• Task directions:
Copy, from the entries below, each line where the word "this" can be found.

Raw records
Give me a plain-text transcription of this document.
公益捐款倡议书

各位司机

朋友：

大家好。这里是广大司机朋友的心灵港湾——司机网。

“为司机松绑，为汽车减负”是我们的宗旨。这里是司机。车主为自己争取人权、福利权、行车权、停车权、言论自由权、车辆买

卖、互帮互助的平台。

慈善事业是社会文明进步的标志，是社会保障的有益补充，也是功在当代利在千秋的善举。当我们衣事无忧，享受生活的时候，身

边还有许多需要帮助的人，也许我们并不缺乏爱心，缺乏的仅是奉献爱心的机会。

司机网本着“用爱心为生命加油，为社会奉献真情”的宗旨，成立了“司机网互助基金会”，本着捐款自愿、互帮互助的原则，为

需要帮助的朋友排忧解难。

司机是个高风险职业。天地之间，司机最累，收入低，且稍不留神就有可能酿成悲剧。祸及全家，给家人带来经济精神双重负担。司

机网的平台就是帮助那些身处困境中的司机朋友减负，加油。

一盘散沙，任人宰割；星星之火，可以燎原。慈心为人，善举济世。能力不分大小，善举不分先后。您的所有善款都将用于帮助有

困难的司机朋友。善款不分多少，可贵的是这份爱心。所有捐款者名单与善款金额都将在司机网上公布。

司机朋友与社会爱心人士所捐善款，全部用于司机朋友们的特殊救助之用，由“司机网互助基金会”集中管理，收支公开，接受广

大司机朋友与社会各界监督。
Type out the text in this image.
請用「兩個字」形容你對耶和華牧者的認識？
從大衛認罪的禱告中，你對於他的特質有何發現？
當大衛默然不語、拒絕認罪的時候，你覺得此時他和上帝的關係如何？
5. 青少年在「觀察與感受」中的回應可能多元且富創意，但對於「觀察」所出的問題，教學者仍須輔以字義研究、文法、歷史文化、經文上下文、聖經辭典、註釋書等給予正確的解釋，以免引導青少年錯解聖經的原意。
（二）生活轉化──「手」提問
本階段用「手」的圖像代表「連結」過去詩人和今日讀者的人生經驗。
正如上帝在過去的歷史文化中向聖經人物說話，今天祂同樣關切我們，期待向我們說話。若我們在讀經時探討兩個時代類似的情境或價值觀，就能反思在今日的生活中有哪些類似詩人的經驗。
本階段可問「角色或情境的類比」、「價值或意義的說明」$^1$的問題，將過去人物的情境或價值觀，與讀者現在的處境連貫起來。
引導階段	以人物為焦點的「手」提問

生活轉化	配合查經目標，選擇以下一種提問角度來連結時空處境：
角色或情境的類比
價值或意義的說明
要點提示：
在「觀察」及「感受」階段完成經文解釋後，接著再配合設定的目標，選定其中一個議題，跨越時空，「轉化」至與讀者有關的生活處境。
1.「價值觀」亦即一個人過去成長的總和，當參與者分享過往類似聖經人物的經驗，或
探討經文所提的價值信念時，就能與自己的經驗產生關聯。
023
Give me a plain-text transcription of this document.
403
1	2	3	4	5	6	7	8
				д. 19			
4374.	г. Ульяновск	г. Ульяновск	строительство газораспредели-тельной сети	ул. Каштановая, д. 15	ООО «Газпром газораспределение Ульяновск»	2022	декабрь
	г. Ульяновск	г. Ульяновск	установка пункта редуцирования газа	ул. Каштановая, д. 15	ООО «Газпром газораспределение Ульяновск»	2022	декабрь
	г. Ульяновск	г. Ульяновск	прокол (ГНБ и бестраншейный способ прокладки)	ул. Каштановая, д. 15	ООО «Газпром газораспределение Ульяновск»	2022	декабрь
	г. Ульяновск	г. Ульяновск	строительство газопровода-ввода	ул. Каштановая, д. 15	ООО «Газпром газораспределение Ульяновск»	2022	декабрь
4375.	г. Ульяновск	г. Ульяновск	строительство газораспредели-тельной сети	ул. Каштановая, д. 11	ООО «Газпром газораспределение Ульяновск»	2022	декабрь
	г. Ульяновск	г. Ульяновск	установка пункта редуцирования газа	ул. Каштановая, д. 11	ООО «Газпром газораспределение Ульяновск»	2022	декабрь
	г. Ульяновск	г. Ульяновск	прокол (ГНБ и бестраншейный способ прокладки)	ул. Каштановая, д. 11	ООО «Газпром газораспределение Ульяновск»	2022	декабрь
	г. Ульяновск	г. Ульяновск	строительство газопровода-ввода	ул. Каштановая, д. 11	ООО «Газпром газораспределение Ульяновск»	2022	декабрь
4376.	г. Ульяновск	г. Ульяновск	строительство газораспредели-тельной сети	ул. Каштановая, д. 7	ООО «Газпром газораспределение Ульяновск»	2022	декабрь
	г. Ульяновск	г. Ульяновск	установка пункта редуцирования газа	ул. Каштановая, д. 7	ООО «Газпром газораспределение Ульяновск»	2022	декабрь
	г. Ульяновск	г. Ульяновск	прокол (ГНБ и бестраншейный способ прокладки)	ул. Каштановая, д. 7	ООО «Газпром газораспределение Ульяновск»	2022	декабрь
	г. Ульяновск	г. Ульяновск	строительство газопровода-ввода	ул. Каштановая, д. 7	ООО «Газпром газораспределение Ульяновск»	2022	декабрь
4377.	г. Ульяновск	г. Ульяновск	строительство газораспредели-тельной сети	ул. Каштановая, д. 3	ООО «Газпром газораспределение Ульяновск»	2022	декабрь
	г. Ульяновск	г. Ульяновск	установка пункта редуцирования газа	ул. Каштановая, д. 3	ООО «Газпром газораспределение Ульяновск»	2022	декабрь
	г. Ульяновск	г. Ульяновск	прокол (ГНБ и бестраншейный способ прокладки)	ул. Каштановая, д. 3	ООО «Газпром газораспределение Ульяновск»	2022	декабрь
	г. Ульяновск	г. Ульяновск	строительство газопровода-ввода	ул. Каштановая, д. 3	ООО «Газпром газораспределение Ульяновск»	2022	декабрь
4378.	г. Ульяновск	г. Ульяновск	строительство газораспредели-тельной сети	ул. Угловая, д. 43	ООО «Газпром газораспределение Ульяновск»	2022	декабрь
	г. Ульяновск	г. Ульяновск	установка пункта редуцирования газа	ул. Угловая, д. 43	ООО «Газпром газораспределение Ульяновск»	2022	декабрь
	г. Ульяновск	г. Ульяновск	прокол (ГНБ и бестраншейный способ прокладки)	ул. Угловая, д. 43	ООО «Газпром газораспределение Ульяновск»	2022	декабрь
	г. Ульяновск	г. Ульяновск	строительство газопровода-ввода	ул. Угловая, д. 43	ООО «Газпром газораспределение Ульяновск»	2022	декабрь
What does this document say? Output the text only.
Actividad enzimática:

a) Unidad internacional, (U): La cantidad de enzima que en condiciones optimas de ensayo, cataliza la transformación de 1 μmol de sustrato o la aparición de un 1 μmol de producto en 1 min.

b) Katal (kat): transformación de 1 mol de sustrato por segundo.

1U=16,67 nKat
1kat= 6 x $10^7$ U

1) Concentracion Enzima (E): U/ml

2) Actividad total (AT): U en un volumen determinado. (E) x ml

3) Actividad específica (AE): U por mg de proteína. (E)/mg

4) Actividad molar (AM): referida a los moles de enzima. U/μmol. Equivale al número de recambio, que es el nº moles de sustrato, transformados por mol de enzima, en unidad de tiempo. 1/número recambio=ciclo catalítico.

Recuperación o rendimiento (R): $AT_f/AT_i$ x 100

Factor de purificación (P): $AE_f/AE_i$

• Answer to the problem:
Give me a plain-text transcription of this document.
Type out the text in this image.
Give me a plain-text transcription of this document.
What does this document say? Output the text only.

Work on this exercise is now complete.